Write out each record again exactly as it stands.

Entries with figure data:
::::
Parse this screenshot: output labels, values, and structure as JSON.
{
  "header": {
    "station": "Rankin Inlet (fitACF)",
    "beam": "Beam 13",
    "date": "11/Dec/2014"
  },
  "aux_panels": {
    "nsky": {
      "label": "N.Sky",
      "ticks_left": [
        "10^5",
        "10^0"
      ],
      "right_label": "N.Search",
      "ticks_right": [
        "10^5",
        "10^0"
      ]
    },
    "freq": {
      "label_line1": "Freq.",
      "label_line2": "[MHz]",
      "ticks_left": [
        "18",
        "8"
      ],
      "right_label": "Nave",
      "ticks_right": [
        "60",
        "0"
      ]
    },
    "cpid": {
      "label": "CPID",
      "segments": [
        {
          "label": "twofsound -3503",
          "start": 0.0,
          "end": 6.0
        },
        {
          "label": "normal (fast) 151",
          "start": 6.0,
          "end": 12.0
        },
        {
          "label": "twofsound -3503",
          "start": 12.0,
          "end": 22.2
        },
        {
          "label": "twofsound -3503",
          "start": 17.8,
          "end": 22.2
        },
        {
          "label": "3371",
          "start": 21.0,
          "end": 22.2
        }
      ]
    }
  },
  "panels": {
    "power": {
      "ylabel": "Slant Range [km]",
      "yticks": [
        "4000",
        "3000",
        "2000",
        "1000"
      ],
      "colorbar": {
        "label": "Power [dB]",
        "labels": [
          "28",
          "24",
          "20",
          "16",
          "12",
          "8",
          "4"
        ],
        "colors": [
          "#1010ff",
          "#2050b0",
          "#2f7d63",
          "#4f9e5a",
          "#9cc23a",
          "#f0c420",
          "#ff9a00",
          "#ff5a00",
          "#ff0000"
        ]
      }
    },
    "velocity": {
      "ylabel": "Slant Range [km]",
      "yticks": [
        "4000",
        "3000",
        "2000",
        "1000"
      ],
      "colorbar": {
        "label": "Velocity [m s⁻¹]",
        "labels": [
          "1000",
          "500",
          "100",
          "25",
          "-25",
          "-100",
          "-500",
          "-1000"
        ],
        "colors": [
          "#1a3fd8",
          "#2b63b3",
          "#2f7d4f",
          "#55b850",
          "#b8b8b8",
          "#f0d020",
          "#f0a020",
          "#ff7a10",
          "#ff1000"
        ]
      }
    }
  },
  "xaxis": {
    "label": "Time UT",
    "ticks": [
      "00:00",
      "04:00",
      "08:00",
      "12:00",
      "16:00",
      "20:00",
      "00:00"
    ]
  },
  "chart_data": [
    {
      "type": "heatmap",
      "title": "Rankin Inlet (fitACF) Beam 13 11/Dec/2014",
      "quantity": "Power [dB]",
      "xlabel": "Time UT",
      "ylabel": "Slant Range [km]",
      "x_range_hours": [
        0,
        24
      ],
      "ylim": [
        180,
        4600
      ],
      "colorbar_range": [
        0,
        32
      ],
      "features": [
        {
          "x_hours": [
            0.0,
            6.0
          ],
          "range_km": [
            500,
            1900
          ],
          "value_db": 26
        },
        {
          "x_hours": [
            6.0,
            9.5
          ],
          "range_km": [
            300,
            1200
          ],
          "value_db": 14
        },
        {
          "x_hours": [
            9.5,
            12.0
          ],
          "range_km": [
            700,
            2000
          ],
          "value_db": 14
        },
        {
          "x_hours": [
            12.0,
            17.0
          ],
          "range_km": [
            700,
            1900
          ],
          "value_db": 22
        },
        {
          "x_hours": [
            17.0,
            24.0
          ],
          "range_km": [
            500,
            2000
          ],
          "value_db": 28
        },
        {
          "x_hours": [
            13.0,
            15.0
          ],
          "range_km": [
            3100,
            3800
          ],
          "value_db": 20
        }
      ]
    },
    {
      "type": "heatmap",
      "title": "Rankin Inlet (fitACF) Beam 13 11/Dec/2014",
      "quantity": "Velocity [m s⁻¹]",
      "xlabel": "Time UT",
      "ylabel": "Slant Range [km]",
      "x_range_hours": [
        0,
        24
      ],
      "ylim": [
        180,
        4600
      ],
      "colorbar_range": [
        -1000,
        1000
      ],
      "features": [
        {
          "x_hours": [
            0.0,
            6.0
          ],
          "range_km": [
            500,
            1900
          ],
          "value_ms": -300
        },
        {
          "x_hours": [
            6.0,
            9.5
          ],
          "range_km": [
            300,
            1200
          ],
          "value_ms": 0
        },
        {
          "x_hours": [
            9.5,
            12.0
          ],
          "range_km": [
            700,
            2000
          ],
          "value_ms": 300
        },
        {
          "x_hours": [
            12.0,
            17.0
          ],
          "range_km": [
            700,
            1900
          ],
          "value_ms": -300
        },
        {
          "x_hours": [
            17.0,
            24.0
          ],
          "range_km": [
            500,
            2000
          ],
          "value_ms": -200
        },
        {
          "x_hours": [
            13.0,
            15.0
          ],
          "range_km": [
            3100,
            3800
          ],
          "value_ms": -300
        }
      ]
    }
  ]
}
::::
Finished exercise -
Parse this screenshot: output labels, values, and structure as JSON.
{
  "header": {
    "station": "Rankin Inlet (fitACF)",
    "beam": "Beam 13",
    "date": "11/Dec/2014"
  },
  "aux_panels": {
    "nsky": {
      "label": "N.Sky",
      "ticks_left": [
        "10^5",
        "10^0"
      ],
      "right_label": "N.Search",
      "ticks_right": [
        "10^5",
        "10^0"
      ]
    },
    "freq": {
      "label_line1": "Freq.",
      "label_line2": "[MHz]",
      "ticks_left": [
        "18",
        "8"
      ],
      "right_label": "Nave",
      "ticks_right": [
        "60",
        "0"
      ]
    },
    "cpid": {
      "label": "CPID",
      "segments": [
        {
          "label": "twofsound -3503",
          "start": 0.0,
          "end": 6.0
        },
        {
          "label": "normal (fast) 151",
          "start": 6.0,
          "end": 12.0
        },
        {
          "label": "twofsound -3503",
          "start": 12.0,
          "end": 22.2
        },
        {
          "label": "twofsound -3503",
          "start": 17.8,
          "end": 22.2
        },
        {
          "label": "3371",
          "start": 21.0,
          "end": 22.2
        }
      ]
    }
  },
  "panels": {
    "power": {
      "ylabel": "Slant Range [km]",
      "yticks": [
        "4000",
        "3000",
        "2000",
        "1000"
      ],
      "colorbar": {
        "label": "Power [dB]",
        "labels": [
          "28",
          "24",
          "20",
          "16",
          "12",
          "8",
          "4"
        ],
        "colors": [
          "#1010ff",
          "#2050b0",
          "#2f7d63",
          "#4f9e5a",
          "#9cc23a",
          "#f0c420",
          "#ff9a00",
          "#ff5a00",
          "#ff0000"
        ]
      }
    },
    "velocity": {
      "ylabel": "Slant Range [km]",
      "yticks": [
        "4000",
        "3000",
        "2000",
        "1000"
      ],
      "colorbar": {
        "label": "Velocity [m s⁻¹]",
        "labels": [
          "1000",
          "500",
          "100",
          "25",
          "-25",
          "-100",
          "-500",
          "-1000"
        ],
        "colors": [
          "#1a3fd8",
          "#2b63b3",
          "#2f7d4f",
          "#55b850",
          "#b8b8b8",
          "#f0d020",
          "#f0a020",
          "#ff7a10",
          "#ff1000"
        ]
      }
    }
  },
  "xaxis": {
    "label": "Time UT",
    "ticks": [
      "00:00",
      "04:00",
      "08:00",
      "12:00",
      "16:00",
      "20:00",
      "00:00"
    ]
  },
  "chart_data": [
    {
      "type": "heatmap",
      "title": "Rankin Inlet (fitACF) Beam 13 11/Dec/2014",
      "quantity": "Power [dB]",
      "xlabel": "Time UT",
      "ylabel": "Slant Range [km]",
      "x_range_hours": [
        0,
        24
      ],
      "ylim": [
        180,
        4600
      ],
      "colorbar_range": [
        0,
        32
      ],
      "features": [
        {
          "x_hours": [
            0.0,
            6.0
          ],
          "range_km": [
            500,
            1900
          ],
          "value_db": 26
        },
        {
          "x_hours": [
            6.0,
            9.5
          ],
          "range_km": [
            300,
            1200
          ],
          "value_db": 14
        },
        {
          "x_hours": [
            9.5,
            12.0
          ],
          "range_km": [
            700,
            2000
          ],
          "value_db": 14
        },
        {
          "x_hours": [
            12.0,
            17.0
          ],
          "range_km": [
            700,
            1900
          ],
          "value_db": 22
        },
        {
          "x_hours": [
            17.0,
            24.0
          ],
          "range_km": [
            500,
            2000
          ],
          "value_db": 28
        },
        {
          "x_hours": [
            13.0,
            15.0
          ],
          "range_km": [
            3100,
            3800
          ],
          "value_db": 20
        }
      ]
    },
    {
      "type": "heatmap",
      "title": "Rankin Inlet (fitACF) Beam 13 11/Dec/2014",
      "quantity": "Velocity [m s⁻¹]",
      "xlabel": "Time UT",
      "ylabel": "Slant Range [km]",
      "x_range_hours": [
        0,
        24
      ],
      "ylim": [
        180,
        4600
      ],
      "colorbar_range": [
        -1000,
        1000
      ],
      "features": [
        {
          "x_hours": [
            0.0,
            6.0
          ],
          "range_km": [
            500,
            1900
          ],
          "value_ms": -300
        },
        {
          "x_hours": [
            6.0,
            9.5
          ],
          "range_km": [
            300,
            1200
          ],
          "value_ms": 0
        },
        {
          "x_hours": [
            9.5,
            12.0
          ],
          "range_km": [
            700,
            2000
          ],
          "value_ms": 300
        },
        {
          "x_hours": [
            12.0,
            17.0
          ],
          "range_km": [
            700,
            1900
          ],
          "value_ms": -300
        },
        {
          "x_hours": [
            17.0,
            24.0
          ],
          "range_km": [
            500,
            2000
          ],
          "value_ms": -200
        },
        {
          "x_hours": [
            13.0,
            15.0
          ],
          "range_km": [
            3100,
            3800
          ],
          "value_ms": -300
        }
      ]
    }
  ]
}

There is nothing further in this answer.